[Some records]
◇ ◇ ◇ ◇

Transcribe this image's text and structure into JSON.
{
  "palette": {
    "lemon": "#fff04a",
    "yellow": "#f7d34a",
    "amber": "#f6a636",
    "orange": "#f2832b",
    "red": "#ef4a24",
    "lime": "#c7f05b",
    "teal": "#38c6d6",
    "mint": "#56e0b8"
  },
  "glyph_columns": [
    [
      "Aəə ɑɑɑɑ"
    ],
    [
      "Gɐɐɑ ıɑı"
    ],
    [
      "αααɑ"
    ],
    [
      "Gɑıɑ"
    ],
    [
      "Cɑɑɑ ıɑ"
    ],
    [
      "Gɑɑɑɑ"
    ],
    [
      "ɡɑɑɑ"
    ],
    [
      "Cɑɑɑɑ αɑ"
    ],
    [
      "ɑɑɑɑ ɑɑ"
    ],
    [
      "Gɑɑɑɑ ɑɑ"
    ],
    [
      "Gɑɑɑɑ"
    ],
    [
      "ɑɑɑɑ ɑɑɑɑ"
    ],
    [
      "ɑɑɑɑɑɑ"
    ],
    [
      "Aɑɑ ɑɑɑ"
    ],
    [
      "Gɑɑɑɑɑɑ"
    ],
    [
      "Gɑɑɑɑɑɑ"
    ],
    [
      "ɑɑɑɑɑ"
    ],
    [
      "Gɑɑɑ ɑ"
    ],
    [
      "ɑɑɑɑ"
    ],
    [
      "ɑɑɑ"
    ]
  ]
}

◇ ◇ ◇ ◇

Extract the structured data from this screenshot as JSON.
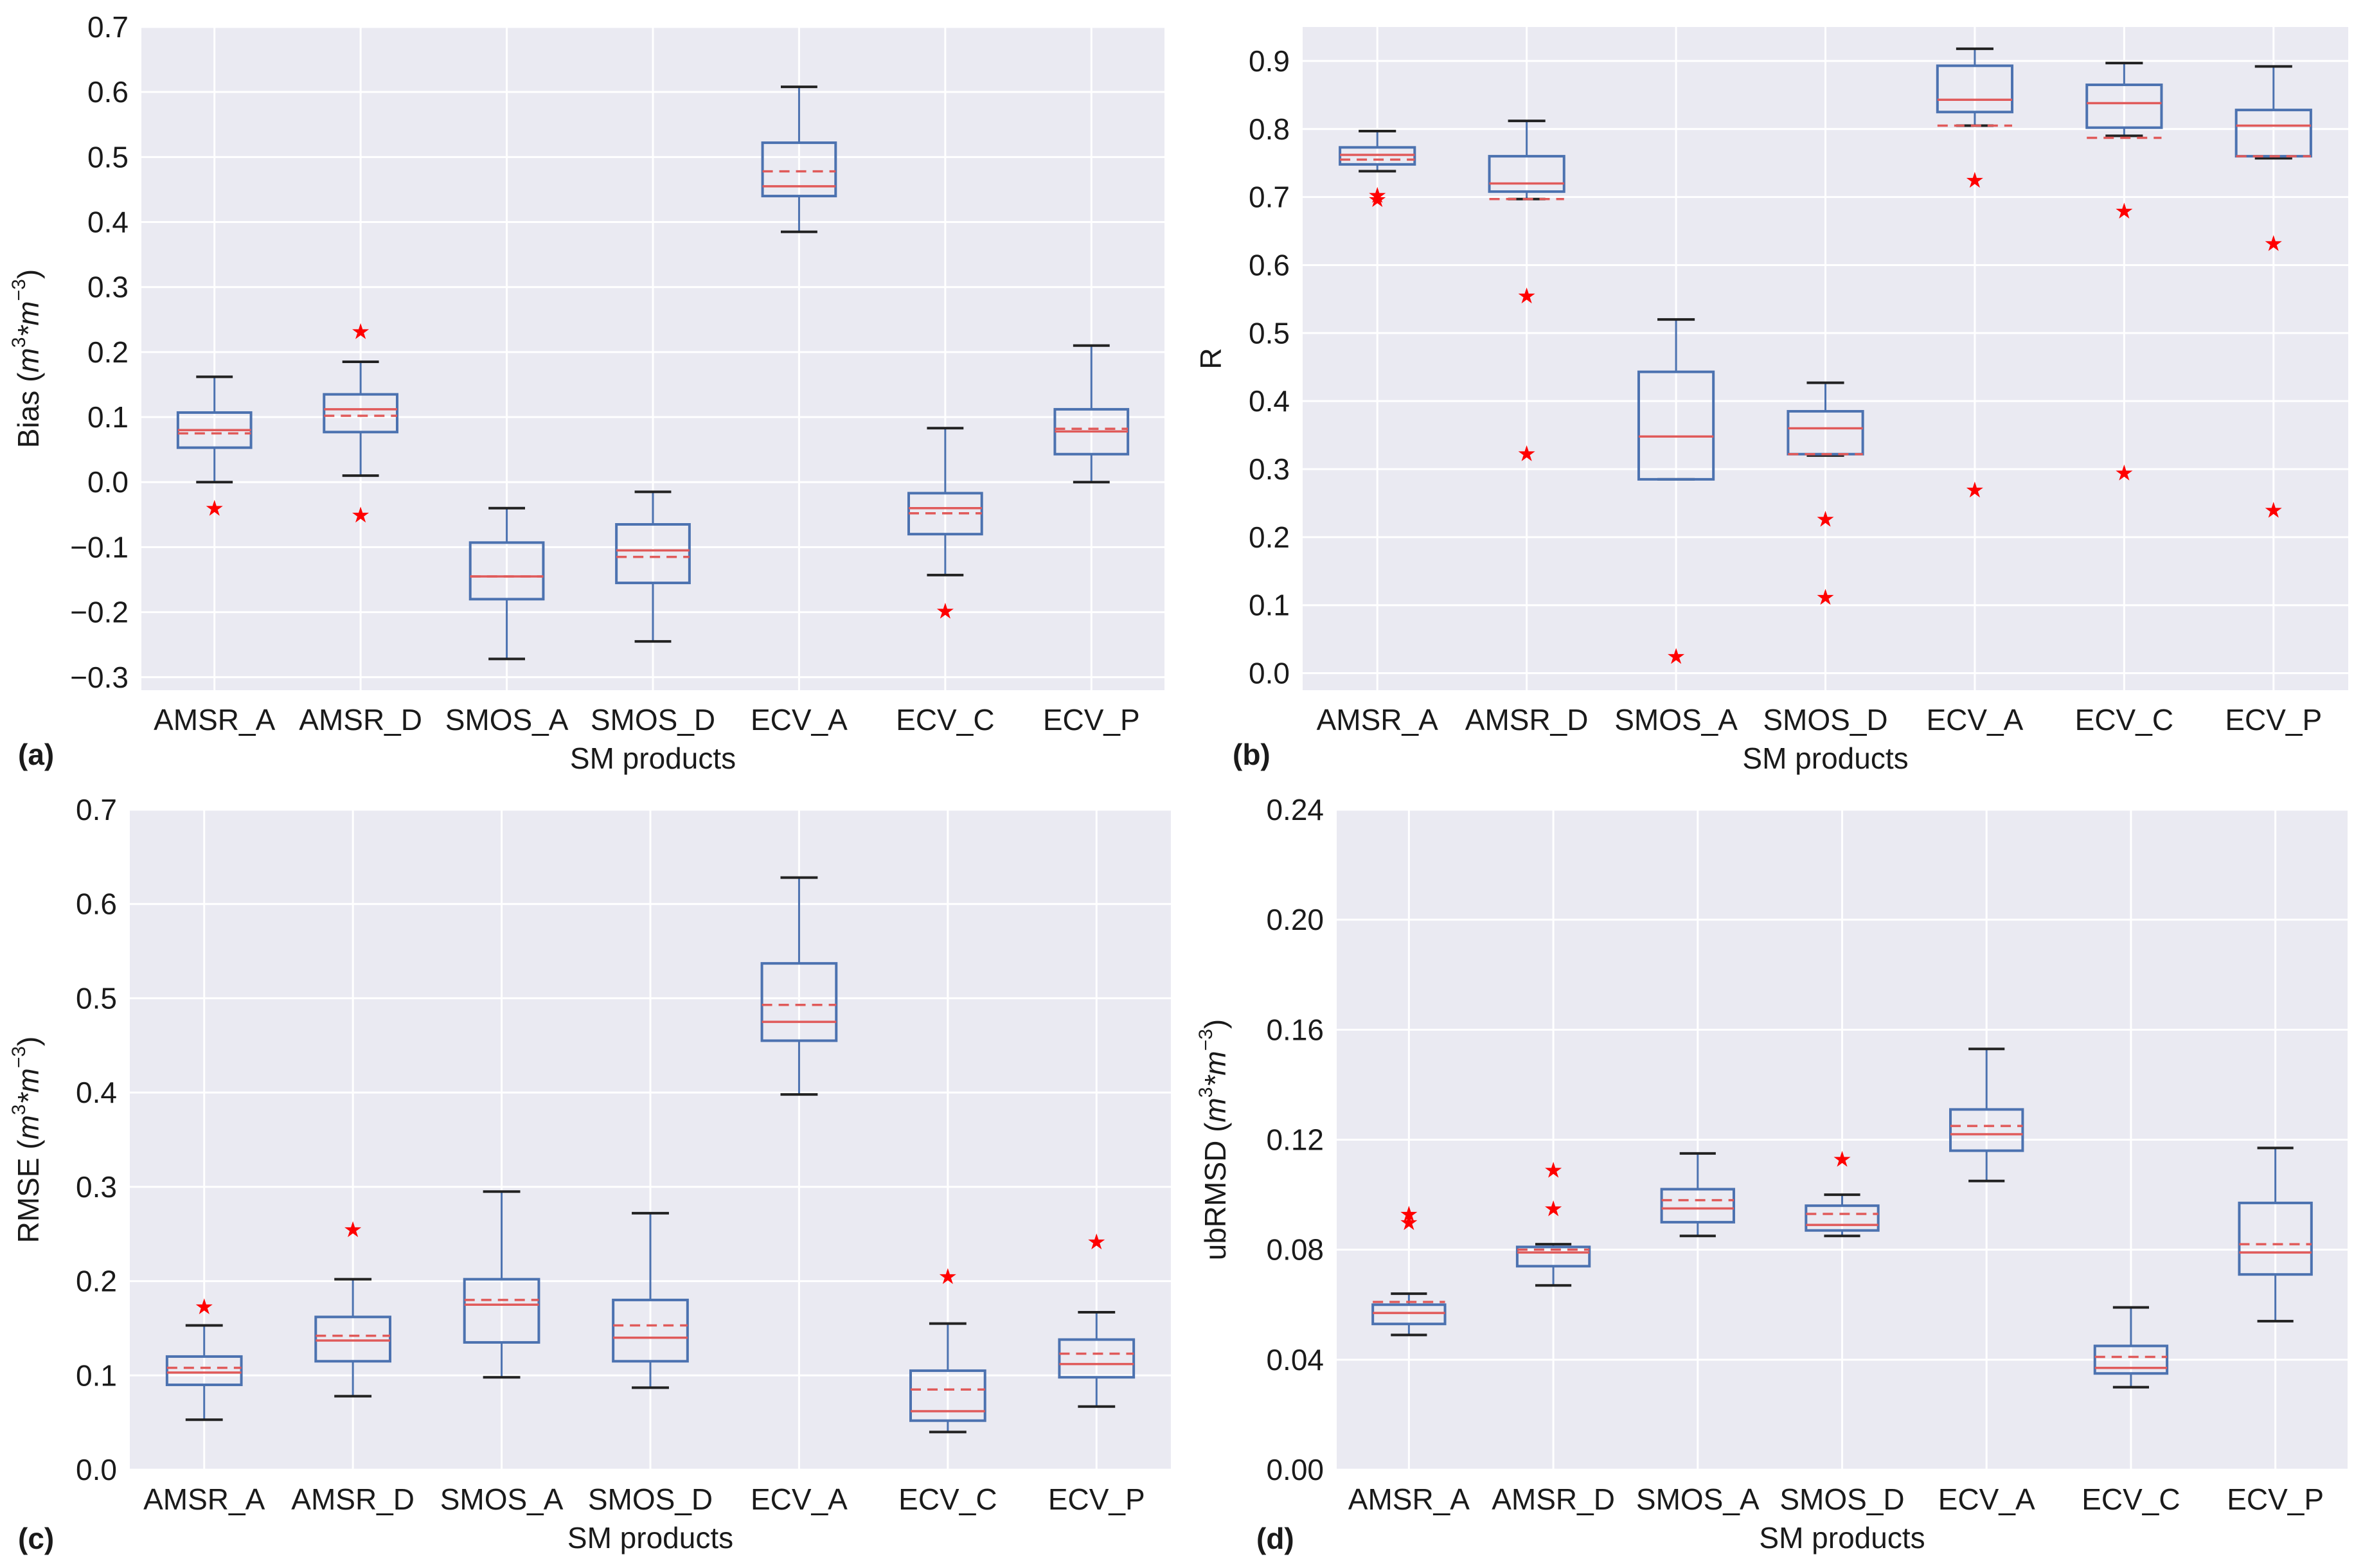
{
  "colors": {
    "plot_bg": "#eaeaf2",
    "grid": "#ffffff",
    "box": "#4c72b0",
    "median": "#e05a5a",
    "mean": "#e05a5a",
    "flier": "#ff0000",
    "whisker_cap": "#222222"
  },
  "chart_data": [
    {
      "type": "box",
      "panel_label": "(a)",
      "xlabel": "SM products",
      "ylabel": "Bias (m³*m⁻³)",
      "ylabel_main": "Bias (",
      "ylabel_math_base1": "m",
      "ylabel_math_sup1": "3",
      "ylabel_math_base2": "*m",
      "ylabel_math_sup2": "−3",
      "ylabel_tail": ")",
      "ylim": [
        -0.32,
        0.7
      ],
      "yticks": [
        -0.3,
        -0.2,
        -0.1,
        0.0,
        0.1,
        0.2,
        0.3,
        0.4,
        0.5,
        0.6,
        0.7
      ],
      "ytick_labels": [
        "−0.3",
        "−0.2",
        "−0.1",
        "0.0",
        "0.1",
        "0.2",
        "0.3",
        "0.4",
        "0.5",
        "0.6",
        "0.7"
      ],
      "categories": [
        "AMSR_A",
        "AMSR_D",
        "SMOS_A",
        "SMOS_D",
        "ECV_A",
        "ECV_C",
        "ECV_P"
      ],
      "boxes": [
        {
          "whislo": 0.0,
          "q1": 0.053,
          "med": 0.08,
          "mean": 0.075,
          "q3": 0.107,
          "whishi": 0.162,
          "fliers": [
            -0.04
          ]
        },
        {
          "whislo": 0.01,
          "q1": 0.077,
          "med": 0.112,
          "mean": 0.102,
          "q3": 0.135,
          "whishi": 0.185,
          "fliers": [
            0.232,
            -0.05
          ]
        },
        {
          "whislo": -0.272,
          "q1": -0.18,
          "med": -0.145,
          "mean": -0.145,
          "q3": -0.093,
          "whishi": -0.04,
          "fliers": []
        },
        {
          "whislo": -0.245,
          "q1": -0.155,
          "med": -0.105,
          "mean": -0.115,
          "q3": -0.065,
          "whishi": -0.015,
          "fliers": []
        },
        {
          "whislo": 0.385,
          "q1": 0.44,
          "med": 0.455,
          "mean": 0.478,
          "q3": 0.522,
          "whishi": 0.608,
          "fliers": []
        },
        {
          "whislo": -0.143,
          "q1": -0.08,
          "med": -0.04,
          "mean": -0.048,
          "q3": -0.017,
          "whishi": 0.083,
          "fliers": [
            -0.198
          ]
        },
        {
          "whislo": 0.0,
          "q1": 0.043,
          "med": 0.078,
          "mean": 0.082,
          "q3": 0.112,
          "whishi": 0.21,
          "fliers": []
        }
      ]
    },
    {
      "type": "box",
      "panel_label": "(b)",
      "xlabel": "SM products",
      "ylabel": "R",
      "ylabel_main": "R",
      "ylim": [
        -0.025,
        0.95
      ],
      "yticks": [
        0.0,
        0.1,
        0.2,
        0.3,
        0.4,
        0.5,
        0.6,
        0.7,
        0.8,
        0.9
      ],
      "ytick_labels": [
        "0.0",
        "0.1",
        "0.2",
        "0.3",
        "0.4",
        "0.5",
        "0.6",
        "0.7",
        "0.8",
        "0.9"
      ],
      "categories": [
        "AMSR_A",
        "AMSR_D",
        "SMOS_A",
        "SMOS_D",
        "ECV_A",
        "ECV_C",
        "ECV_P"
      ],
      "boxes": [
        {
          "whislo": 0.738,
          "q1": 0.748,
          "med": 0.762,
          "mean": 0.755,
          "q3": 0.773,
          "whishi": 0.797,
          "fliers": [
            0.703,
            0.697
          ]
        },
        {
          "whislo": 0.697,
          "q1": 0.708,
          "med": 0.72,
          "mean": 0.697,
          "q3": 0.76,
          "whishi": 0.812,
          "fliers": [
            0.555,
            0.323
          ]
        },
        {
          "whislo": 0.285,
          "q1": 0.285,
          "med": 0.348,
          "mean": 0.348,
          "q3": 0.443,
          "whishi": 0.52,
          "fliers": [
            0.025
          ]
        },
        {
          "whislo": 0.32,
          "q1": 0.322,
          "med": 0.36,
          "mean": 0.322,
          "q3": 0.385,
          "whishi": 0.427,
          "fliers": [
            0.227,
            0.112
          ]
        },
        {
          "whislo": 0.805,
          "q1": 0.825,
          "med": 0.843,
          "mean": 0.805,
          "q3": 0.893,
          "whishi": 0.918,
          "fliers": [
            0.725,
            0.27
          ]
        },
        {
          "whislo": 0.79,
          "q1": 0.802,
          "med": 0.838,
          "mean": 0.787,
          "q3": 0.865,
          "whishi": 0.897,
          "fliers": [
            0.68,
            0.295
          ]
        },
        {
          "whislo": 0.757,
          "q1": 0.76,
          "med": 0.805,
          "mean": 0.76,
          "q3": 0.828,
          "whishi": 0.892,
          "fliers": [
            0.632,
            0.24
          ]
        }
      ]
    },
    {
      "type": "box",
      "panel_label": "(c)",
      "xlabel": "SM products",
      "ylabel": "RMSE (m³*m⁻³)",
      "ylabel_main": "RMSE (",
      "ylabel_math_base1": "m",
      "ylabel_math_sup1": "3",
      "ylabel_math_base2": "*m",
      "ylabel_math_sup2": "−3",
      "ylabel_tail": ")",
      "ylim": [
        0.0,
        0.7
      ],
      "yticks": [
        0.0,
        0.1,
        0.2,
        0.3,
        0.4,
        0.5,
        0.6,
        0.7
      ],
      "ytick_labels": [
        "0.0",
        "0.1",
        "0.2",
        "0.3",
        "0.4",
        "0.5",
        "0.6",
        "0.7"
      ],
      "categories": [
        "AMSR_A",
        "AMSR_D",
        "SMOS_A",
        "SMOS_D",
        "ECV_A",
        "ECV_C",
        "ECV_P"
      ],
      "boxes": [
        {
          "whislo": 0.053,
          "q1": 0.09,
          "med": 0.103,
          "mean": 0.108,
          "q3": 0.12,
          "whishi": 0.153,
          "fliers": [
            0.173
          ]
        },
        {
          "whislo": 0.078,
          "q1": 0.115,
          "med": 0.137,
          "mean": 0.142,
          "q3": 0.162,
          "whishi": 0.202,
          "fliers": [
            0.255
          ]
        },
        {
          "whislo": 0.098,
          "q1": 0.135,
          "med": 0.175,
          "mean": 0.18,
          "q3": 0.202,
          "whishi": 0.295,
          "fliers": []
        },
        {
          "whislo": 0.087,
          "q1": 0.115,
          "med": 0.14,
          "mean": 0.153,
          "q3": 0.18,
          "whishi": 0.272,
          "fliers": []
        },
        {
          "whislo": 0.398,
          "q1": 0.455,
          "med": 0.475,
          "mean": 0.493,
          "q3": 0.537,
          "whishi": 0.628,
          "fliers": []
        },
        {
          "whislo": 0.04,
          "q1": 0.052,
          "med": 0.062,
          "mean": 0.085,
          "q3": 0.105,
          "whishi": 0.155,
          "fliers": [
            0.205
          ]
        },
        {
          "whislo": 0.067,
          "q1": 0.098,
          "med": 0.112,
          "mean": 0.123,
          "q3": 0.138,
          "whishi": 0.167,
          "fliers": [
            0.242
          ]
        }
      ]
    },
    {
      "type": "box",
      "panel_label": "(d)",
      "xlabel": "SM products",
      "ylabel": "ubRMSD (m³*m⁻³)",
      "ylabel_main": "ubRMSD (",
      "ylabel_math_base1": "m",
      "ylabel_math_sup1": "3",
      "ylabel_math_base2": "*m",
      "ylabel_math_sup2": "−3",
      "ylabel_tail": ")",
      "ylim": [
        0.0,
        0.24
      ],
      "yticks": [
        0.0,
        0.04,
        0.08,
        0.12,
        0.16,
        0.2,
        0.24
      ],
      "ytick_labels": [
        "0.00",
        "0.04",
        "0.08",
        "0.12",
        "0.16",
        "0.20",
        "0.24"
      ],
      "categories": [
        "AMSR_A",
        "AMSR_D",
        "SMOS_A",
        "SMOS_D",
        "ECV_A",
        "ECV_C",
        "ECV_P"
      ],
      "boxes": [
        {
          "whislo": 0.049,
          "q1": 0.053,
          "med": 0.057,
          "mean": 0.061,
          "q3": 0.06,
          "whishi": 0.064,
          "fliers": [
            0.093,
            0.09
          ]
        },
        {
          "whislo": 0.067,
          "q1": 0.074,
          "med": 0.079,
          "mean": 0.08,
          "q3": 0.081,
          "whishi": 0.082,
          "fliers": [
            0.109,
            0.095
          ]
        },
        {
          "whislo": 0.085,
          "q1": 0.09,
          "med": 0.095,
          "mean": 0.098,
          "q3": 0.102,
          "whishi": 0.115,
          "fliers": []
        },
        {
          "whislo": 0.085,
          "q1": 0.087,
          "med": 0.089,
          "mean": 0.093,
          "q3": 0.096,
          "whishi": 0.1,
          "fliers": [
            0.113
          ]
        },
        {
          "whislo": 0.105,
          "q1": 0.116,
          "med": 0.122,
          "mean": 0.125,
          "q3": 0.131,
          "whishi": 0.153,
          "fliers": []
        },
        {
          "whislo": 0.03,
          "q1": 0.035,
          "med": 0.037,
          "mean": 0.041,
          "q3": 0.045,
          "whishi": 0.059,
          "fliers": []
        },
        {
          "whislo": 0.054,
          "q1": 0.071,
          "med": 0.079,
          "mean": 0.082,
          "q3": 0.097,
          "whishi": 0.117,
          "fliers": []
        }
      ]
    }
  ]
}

◇ ◇ ◇ ◇

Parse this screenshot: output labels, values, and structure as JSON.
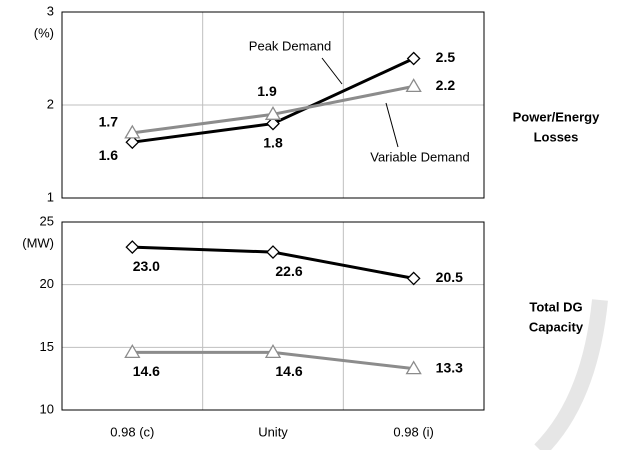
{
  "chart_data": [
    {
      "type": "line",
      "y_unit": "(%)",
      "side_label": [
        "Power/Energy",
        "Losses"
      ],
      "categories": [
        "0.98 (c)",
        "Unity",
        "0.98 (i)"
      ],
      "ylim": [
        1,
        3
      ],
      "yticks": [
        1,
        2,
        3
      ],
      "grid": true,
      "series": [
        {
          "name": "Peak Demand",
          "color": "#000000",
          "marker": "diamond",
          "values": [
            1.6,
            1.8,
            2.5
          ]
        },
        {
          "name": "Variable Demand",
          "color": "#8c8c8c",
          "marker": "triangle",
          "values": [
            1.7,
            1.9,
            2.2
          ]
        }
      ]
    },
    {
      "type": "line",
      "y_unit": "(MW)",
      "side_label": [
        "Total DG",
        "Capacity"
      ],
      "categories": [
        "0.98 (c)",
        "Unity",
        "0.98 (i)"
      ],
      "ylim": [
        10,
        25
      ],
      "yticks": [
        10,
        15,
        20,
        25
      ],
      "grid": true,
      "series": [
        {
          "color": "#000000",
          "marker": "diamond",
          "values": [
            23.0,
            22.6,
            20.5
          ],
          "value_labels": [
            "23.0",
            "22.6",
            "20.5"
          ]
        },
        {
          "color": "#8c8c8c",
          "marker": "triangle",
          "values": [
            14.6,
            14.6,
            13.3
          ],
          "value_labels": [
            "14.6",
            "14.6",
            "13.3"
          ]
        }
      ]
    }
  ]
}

◇ ◇ ◇ ◇

What the task asks
What is the number of lines in the listing that contain the string "screenshot"? Reply with that number alone.

Expected output
2